* WHAT THE TASK ASKS *
Copy out the records in full, word for word, without pictures.

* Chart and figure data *
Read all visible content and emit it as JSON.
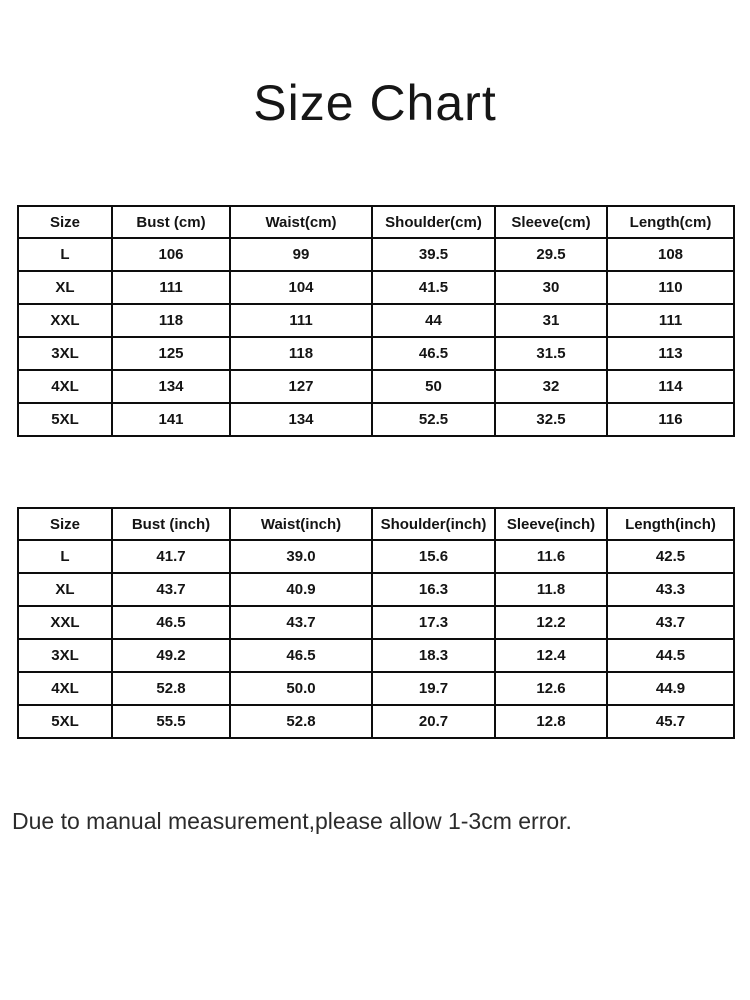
{
  "page": {
    "title": "Size Chart",
    "note": "Due to manual measurement,please allow 1-3cm error."
  },
  "colors": {
    "background": "#ffffff",
    "text": "#141414",
    "table_border": "#0d0d0d"
  },
  "chart_data": [
    {
      "type": "table",
      "name": "size-chart-cm",
      "unit": "cm",
      "columns": [
        "Size",
        "Bust (cm)",
        "Waist(cm)",
        "Shoulder(cm)",
        "Sleeve(cm)",
        "Length(cm)"
      ],
      "rows": [
        [
          "L",
          "106",
          "99",
          "39.5",
          "29.5",
          "108"
        ],
        [
          "XL",
          "111",
          "104",
          "41.5",
          "30",
          "110"
        ],
        [
          "XXL",
          "118",
          "111",
          "44",
          "31",
          "111"
        ],
        [
          "3XL",
          "125",
          "118",
          "46.5",
          "31.5",
          "113"
        ],
        [
          "4XL",
          "134",
          "127",
          "50",
          "32",
          "114"
        ],
        [
          "5XL",
          "141",
          "134",
          "52.5",
          "32.5",
          "116"
        ]
      ]
    },
    {
      "type": "table",
      "name": "size-chart-inch",
      "unit": "inch",
      "columns": [
        "Size",
        "Bust (inch)",
        "Waist(inch)",
        "Shoulder(inch)",
        "Sleeve(inch)",
        "Length(inch)"
      ],
      "rows": [
        [
          "L",
          "41.7",
          "39.0",
          "15.6",
          "11.6",
          "42.5"
        ],
        [
          "XL",
          "43.7",
          "40.9",
          "16.3",
          "11.8",
          "43.3"
        ],
        [
          "XXL",
          "46.5",
          "43.7",
          "17.3",
          "12.2",
          "43.7"
        ],
        [
          "3XL",
          "49.2",
          "46.5",
          "18.3",
          "12.4",
          "44.5"
        ],
        [
          "4XL",
          "52.8",
          "50.0",
          "19.7",
          "12.6",
          "44.9"
        ],
        [
          "5XL",
          "55.5",
          "52.8",
          "20.7",
          "12.8",
          "45.7"
        ]
      ]
    }
  ]
}
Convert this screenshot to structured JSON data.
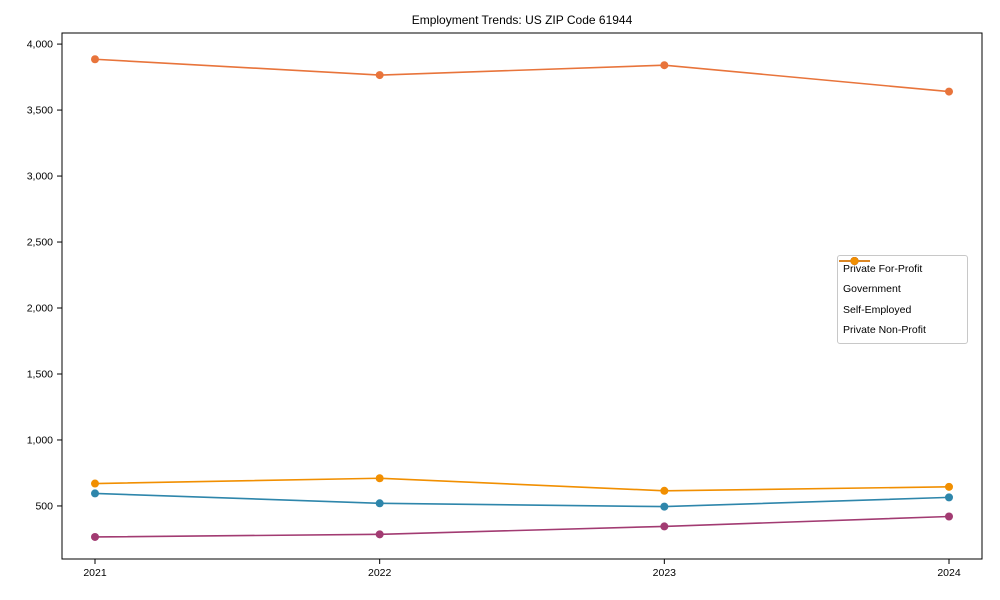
{
  "chart_data": {
    "type": "line",
    "title": "Employment Trends: US ZIP Code 61944",
    "categories": [
      "2021",
      "2022",
      "2023",
      "2024"
    ],
    "series": [
      {
        "name": "Private For-Profit",
        "color": "#E8743B",
        "values": [
          3885,
          3765,
          3840,
          3640
        ]
      },
      {
        "name": "Government",
        "color": "#2E86AB",
        "values": [
          595,
          520,
          495,
          565
        ]
      },
      {
        "name": "Self-Employed",
        "color": "#A23B72",
        "values": [
          265,
          285,
          345,
          420
        ]
      },
      {
        "name": "Private Non-Profit",
        "color": "#F18F01",
        "values": [
          670,
          710,
          615,
          645
        ]
      }
    ],
    "x_axis": {
      "tick_labels": [
        "2021",
        "2022",
        "2023",
        "2024"
      ]
    },
    "y_axis": {
      "min": 98,
      "max": 4084,
      "ticks": [
        500,
        1000,
        1500,
        2000,
        2500,
        3000,
        3500,
        4000
      ],
      "tick_labels": [
        "500",
        "1,000",
        "1,500",
        "2,000",
        "2,500",
        "3,000",
        "3,500",
        "4,000"
      ]
    },
    "legend": {
      "position": "center-right",
      "entries": [
        "Private For-Profit",
        "Government",
        "Self-Employed",
        "Private Non-Profit"
      ]
    },
    "grid": false,
    "marker": "circle",
    "line_width": 1.6,
    "marker_radius": 4,
    "frame_color": "#000000"
  }
}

* WRITTEN SOLUTION *
Read all visible content and emit it as JSON.
{
  "page": {
    "title": "Size Chart",
    "note": "Due to manual measurement,please allow 1-3cm error."
  },
  "colors": {
    "background": "#ffffff",
    "text": "#141414",
    "table_border": "#0d0d0d"
  },
  "chart_data": [
    {
      "type": "table",
      "name": "size-chart-cm",
      "unit": "cm",
      "columns": [
        "Size",
        "Bust (cm)",
        "Waist(cm)",
        "Shoulder(cm)",
        "Sleeve(cm)",
        "Length(cm)"
      ],
      "rows": [
        [
          "L",
          "106",
          "99",
          "39.5",
          "29.5",
          "108"
        ],
        [
          "XL",
          "111",
          "104",
          "41.5",
          "30",
          "110"
        ],
        [
          "XXL",
          "118",
          "111",
          "44",
          "31",
          "111"
        ],
        [
          "3XL",
          "125",
          "118",
          "46.5",
          "31.5",
          "113"
        ],
        [
          "4XL",
          "134",
          "127",
          "50",
          "32",
          "114"
        ],
        [
          "5XL",
          "141",
          "134",
          "52.5",
          "32.5",
          "116"
        ]
      ]
    },
    {
      "type": "table",
      "name": "size-chart-inch",
      "unit": "inch",
      "columns": [
        "Size",
        "Bust (inch)",
        "Waist(inch)",
        "Shoulder(inch)",
        "Sleeve(inch)",
        "Length(inch)"
      ],
      "rows": [
        [
          "L",
          "41.7",
          "39.0",
          "15.6",
          "11.6",
          "42.5"
        ],
        [
          "XL",
          "43.7",
          "40.9",
          "16.3",
          "11.8",
          "43.3"
        ],
        [
          "XXL",
          "46.5",
          "43.7",
          "17.3",
          "12.2",
          "43.7"
        ],
        [
          "3XL",
          "49.2",
          "46.5",
          "18.3",
          "12.4",
          "44.5"
        ],
        [
          "4XL",
          "52.8",
          "50.0",
          "19.7",
          "12.6",
          "44.9"
        ],
        [
          "5XL",
          "55.5",
          "52.8",
          "20.7",
          "12.8",
          "45.7"
        ]
      ]
    }
  ]
}
Convert this screenshot to structured JSON data.
{
  "chart_data": {
    "type": "line",
    "title": "Employment Trends: US ZIP Code 61944",
    "categories": [
      "2021",
      "2022",
      "2023",
      "2024"
    ],
    "series": [
      {
        "name": "Private For-Profit",
        "color": "#E8743B",
        "values": [
          3885,
          3765,
          3840,
          3640
        ]
      },
      {
        "name": "Government",
        "color": "#2E86AB",
        "values": [
          595,
          520,
          495,
          565
        ]
      },
      {
        "name": "Self-Employed",
        "color": "#A23B72",
        "values": [
          265,
          285,
          345,
          420
        ]
      },
      {
        "name": "Private Non-Profit",
        "color": "#F18F01",
        "values": [
          670,
          710,
          615,
          645
        ]
      }
    ],
    "x_axis": {
      "tick_labels": [
        "2021",
        "2022",
        "2023",
        "2024"
      ]
    },
    "y_axis": {
      "min": 98,
      "max": 4084,
      "ticks": [
        500,
        1000,
        1500,
        2000,
        2500,
        3000,
        3500,
        4000
      ],
      "tick_labels": [
        "500",
        "1,000",
        "1,500",
        "2,000",
        "2,500",
        "3,000",
        "3,500",
        "4,000"
      ]
    },
    "legend": {
      "position": "center-right",
      "entries": [
        "Private For-Profit",
        "Government",
        "Self-Employed",
        "Private Non-Profit"
      ]
    },
    "grid": false,
    "marker": "circle",
    "line_width": 1.6,
    "marker_radius": 4,
    "frame_color": "#000000"
  }
}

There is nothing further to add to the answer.